▶ [EXERCISE PROMPT] Below are some records. Pull every line that contains the word "name".

▶ [DATA SHOWN]
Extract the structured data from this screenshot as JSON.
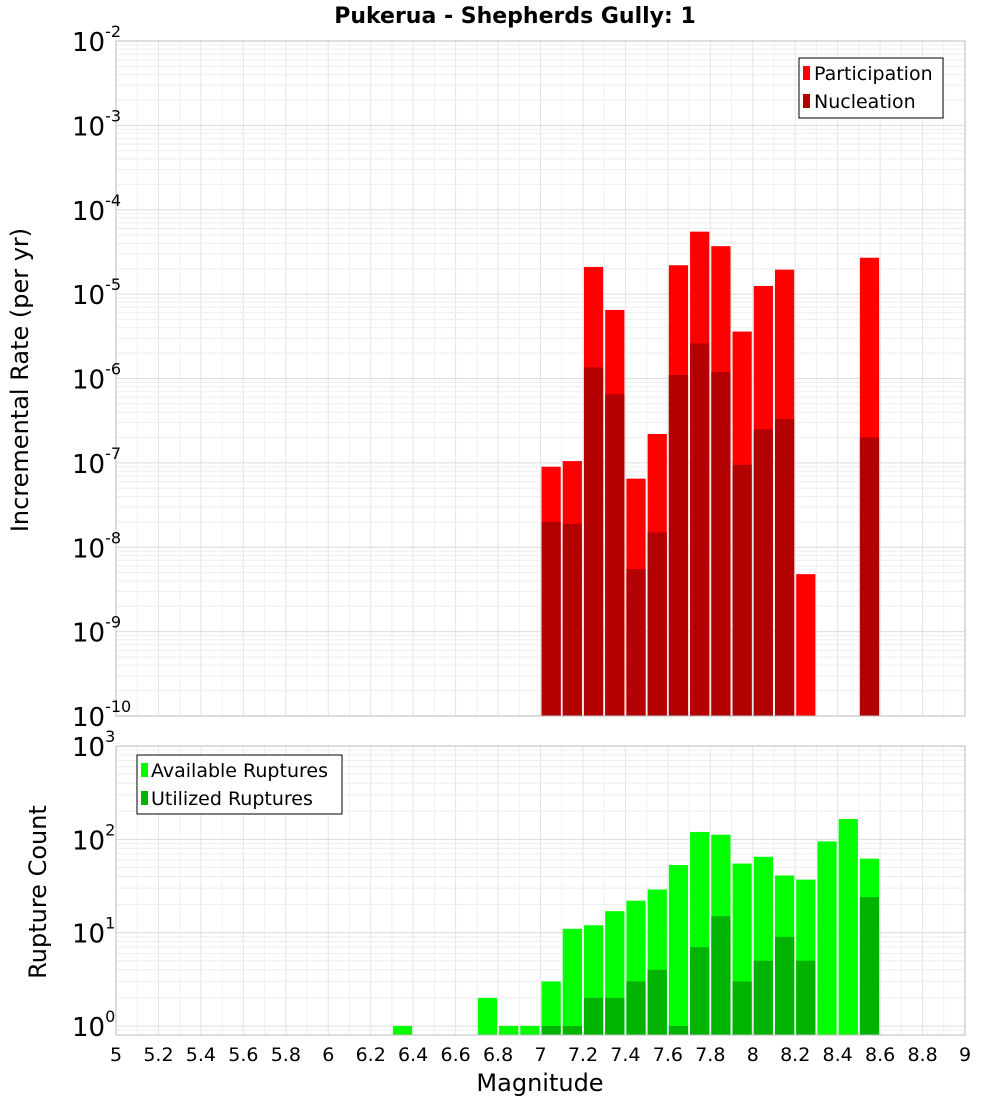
{
  "chart_data": {
    "type": "bar",
    "title": "Pukerua - Shepherds Gully: 1",
    "xlabel": "Magnitude",
    "xlim": [
      5,
      9
    ],
    "xticks": [
      "5",
      "5.2",
      "5.4",
      "5.6",
      "5.8",
      "6",
      "6.2",
      "6.4",
      "6.6",
      "6.8",
      "7",
      "7.2",
      "7.4",
      "7.6",
      "7.8",
      "8",
      "8.2",
      "8.4",
      "8.6",
      "8.8",
      "9"
    ],
    "bin_width": 0.1,
    "panels": [
      {
        "ylabel": "Incremental Rate (per yr)",
        "yscale": "log",
        "ylim": [
          1e-10,
          0.01
        ],
        "yticks": [
          {
            "base": "10",
            "exp": "-10"
          },
          {
            "base": "10",
            "exp": "-9"
          },
          {
            "base": "10",
            "exp": "-8"
          },
          {
            "base": "10",
            "exp": "-7"
          },
          {
            "base": "10",
            "exp": "-6"
          },
          {
            "base": "10",
            "exp": "-5"
          },
          {
            "base": "10",
            "exp": "-4"
          },
          {
            "base": "10",
            "exp": "-3"
          },
          {
            "base": "10",
            "exp": "-2"
          }
        ],
        "legend_position": "top-right",
        "grid": true,
        "x": [
          7.05,
          7.15,
          7.25,
          7.35,
          7.45,
          7.55,
          7.65,
          7.75,
          7.85,
          7.95,
          8.05,
          8.15,
          8.25,
          8.55
        ],
        "series": [
          {
            "name": "Participation",
            "color": "#ff0000",
            "values": [
              9e-08,
              1.05e-07,
              2.1e-05,
              6.5e-06,
              6.5e-08,
              2.2e-07,
              2.2e-05,
              5.5e-05,
              3.7e-05,
              3.6e-06,
              1.25e-05,
              1.95e-05,
              4.8e-09,
              2.7e-05
            ]
          },
          {
            "name": "Nucleation",
            "color": "#b30000",
            "values": [
              2e-08,
              1.9e-08,
              1.35e-06,
              6.5e-07,
              5.5e-09,
              1.5e-08,
              1.1e-06,
              2.6e-06,
              1.2e-06,
              9.5e-08,
              2.5e-07,
              3.3e-07,
              null,
              2e-07
            ]
          }
        ]
      },
      {
        "ylabel": "Rupture Count",
        "yscale": "log",
        "ylim": [
          0.8,
          1000
        ],
        "yticks": [
          {
            "base": "10",
            "exp": "0"
          },
          {
            "base": "10",
            "exp": "1"
          },
          {
            "base": "10",
            "exp": "2"
          },
          {
            "base": "10",
            "exp": "3"
          }
        ],
        "legend_position": "top-left",
        "grid": true,
        "x": [
          6.35,
          6.75,
          6.85,
          6.95,
          7.05,
          7.15,
          7.25,
          7.35,
          7.45,
          7.55,
          7.65,
          7.75,
          7.85,
          7.95,
          8.05,
          8.15,
          8.25,
          8.35,
          8.45,
          8.55
        ],
        "series": [
          {
            "name": "Available Ruptures",
            "color": "#00ff00",
            "values": [
              1,
              2,
              1,
              1,
              3,
              11,
              12,
              17,
              22,
              29,
              53,
              120,
              112,
              55,
              65,
              41,
              37,
              95,
              165,
              62
            ]
          },
          {
            "name": "Utilized Ruptures",
            "color": "#00b300",
            "values": [
              null,
              null,
              null,
              null,
              1,
              1,
              2,
              2,
              3,
              4,
              1,
              7,
              15,
              3,
              5,
              9,
              5,
              null,
              null,
              24
            ]
          }
        ]
      }
    ]
  }
}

▶ [EXERCISE RESPONSE]
            "name": "Participation",
            "name": "Nucleation",
            "name": "Available Ruptures",
            "name": "Utilized Ruptures",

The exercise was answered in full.